REQUIREMENTS :: Look through the records below and collect all lines that hold the string "erase".

[Data extracted from a collection]
* Begin *

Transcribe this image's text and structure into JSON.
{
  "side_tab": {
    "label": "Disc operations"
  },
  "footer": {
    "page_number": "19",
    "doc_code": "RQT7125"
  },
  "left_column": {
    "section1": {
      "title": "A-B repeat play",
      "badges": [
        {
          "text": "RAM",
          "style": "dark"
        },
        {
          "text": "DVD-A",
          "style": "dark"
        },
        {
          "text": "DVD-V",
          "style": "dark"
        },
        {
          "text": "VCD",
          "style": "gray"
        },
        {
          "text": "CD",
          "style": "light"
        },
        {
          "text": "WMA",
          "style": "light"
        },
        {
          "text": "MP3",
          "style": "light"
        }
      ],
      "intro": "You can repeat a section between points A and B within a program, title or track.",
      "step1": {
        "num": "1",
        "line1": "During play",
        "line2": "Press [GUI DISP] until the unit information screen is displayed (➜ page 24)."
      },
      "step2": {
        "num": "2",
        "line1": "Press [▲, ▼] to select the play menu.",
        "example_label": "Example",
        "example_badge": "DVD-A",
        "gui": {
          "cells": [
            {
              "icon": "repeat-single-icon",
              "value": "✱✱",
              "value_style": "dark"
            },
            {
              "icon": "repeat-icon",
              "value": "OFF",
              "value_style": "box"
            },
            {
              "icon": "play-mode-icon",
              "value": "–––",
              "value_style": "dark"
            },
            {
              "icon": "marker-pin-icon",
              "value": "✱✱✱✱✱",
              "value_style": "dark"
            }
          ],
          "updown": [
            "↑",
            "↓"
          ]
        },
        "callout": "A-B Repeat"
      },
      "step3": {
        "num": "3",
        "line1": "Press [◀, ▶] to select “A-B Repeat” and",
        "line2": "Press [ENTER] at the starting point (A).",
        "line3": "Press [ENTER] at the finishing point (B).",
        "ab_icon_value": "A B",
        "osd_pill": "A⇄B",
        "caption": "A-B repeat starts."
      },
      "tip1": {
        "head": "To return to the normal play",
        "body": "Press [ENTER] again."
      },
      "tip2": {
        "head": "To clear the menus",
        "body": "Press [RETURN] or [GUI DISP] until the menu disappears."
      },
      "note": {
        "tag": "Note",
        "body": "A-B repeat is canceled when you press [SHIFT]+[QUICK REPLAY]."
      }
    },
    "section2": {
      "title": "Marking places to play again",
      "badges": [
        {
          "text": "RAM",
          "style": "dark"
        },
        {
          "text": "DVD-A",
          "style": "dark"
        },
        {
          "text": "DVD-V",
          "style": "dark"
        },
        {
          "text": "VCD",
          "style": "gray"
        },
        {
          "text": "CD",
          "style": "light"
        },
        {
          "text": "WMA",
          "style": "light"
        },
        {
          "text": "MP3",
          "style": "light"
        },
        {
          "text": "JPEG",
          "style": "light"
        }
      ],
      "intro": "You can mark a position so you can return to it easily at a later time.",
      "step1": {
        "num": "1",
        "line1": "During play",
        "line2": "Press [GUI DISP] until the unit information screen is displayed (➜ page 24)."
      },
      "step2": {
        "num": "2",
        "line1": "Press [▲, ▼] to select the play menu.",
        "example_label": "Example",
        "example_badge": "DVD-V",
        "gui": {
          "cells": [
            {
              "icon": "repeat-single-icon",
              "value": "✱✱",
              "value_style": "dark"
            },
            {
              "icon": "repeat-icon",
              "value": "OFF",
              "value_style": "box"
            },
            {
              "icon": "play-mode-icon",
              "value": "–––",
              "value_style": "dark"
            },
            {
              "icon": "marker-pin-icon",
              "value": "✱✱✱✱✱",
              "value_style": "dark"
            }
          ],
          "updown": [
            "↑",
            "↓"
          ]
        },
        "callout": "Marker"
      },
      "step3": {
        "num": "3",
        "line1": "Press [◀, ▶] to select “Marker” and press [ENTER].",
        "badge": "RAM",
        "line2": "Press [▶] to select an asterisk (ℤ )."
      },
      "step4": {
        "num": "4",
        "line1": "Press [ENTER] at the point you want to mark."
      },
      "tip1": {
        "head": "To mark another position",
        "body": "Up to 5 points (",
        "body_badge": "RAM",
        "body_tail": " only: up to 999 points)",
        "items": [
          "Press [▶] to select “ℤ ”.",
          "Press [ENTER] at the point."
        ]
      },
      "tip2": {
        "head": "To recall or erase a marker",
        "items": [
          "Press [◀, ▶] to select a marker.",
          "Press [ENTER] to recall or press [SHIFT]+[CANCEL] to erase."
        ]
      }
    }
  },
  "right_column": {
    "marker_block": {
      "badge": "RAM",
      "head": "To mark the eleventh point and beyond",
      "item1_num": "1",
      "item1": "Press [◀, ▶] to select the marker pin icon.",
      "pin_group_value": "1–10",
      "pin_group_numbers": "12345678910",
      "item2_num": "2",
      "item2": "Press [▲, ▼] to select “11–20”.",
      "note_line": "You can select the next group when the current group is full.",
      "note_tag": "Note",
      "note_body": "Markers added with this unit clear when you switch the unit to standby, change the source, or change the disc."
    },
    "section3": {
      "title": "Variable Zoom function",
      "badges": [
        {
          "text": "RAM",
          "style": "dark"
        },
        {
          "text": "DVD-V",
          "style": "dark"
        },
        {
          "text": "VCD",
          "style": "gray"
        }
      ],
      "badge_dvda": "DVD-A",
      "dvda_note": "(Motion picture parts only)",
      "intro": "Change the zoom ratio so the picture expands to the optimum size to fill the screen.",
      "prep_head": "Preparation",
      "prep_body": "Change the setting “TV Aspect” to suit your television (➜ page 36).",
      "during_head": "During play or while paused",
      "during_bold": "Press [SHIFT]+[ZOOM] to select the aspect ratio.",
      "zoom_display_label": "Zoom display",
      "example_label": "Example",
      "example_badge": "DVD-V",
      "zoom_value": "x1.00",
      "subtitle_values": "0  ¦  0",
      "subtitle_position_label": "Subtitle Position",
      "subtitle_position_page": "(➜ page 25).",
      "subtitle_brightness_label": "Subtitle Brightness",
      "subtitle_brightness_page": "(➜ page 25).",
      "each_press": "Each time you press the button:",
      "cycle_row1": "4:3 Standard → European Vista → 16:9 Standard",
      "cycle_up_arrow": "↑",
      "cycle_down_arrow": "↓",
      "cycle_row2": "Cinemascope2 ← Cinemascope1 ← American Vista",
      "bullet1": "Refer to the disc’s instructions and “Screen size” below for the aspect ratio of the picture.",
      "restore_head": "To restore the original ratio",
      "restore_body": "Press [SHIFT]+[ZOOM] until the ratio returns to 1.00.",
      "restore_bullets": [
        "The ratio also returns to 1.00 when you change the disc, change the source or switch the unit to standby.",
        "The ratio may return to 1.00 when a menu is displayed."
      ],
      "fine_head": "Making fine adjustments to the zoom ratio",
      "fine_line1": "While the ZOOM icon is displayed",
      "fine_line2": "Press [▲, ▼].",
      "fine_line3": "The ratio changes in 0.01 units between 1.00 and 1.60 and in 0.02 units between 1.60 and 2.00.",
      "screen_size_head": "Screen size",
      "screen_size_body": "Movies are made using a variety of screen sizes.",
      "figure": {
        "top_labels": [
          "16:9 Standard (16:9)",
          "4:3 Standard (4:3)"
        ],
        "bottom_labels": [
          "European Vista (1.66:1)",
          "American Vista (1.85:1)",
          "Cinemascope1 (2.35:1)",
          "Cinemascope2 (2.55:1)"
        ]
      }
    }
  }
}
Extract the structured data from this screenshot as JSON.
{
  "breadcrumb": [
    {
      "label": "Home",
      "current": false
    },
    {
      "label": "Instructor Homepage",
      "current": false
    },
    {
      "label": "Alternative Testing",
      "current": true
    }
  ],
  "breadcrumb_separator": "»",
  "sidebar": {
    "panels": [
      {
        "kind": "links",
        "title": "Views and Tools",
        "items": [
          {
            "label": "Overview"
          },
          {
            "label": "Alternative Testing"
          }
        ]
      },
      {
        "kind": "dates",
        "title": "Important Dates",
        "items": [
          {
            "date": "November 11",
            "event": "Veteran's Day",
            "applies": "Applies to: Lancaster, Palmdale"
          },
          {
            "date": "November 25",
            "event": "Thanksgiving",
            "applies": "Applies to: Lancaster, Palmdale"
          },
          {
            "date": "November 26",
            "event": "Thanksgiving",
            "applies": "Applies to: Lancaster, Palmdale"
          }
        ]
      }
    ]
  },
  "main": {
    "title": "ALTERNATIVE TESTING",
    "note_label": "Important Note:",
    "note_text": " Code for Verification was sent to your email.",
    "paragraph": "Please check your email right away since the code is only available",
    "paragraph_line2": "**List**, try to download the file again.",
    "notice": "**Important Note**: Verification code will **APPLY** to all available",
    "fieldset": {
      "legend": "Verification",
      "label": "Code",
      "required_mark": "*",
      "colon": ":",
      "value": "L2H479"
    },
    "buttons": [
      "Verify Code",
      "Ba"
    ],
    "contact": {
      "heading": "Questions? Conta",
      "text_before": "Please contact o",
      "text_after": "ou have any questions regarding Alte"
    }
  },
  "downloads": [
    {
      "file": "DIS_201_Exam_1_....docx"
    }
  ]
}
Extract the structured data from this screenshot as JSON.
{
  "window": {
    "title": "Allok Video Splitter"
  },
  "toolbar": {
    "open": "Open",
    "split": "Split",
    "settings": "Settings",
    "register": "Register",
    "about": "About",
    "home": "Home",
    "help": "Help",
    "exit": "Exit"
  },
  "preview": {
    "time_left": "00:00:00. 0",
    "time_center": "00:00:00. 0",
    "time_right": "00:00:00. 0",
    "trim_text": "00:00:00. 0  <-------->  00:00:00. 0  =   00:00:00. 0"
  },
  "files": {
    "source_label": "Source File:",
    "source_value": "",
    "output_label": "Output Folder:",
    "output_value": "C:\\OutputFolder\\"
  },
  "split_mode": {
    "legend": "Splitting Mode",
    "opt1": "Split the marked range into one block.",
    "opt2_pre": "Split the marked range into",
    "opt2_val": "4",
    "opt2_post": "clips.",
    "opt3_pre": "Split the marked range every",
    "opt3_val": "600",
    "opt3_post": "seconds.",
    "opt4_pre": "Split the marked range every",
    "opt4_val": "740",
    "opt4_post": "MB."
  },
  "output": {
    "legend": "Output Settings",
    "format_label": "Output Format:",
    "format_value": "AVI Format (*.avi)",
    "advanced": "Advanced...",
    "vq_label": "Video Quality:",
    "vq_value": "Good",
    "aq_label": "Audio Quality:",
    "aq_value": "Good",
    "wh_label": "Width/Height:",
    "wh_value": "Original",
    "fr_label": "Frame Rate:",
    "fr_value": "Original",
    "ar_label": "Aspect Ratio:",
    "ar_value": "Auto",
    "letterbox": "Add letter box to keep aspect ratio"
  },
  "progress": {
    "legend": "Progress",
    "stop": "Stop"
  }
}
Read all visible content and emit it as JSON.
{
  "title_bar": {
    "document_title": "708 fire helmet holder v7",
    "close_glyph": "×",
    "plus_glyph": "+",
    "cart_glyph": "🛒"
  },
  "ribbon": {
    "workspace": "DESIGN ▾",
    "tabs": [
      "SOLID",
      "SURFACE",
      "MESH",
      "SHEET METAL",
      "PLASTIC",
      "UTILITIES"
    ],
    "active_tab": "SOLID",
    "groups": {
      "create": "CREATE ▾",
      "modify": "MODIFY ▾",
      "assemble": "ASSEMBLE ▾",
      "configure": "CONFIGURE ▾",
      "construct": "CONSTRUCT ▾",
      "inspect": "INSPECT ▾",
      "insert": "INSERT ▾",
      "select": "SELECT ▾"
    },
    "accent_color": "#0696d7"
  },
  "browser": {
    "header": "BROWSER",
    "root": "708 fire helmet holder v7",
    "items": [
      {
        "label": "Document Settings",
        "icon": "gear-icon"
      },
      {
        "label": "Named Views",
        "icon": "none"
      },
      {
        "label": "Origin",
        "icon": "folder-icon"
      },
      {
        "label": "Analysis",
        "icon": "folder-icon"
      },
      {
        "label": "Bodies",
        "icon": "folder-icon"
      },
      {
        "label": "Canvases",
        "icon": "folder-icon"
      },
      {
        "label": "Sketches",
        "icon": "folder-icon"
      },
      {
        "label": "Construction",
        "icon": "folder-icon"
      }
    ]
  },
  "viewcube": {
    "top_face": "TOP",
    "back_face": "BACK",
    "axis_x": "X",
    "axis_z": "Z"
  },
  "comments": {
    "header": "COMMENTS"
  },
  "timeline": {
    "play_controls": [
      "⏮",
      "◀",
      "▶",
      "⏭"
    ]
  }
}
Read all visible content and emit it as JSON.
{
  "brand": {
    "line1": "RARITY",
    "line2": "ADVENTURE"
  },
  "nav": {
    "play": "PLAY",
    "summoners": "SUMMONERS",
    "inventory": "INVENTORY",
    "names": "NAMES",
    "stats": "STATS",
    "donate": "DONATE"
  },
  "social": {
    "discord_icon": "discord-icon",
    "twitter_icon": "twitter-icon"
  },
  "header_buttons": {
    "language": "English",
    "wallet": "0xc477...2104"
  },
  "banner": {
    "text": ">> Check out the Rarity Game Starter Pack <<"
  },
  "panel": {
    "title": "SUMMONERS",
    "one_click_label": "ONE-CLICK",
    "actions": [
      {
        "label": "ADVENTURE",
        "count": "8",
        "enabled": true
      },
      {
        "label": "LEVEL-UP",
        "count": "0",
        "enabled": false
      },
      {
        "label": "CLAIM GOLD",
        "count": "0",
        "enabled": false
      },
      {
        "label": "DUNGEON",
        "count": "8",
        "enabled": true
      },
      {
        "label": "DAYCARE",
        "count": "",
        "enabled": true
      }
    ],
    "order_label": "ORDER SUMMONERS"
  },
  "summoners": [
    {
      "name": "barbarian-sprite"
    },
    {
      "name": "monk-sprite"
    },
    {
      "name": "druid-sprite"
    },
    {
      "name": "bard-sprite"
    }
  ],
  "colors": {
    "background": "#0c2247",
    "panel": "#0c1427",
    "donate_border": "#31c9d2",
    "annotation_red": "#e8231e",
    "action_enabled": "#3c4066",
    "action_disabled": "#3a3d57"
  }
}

* End *

CORRECT RESULT ::
        "head": "To recall or erase a marker",
          "Press [ENTER] to recall or press [SHIFT]+[CANCEL] to erase."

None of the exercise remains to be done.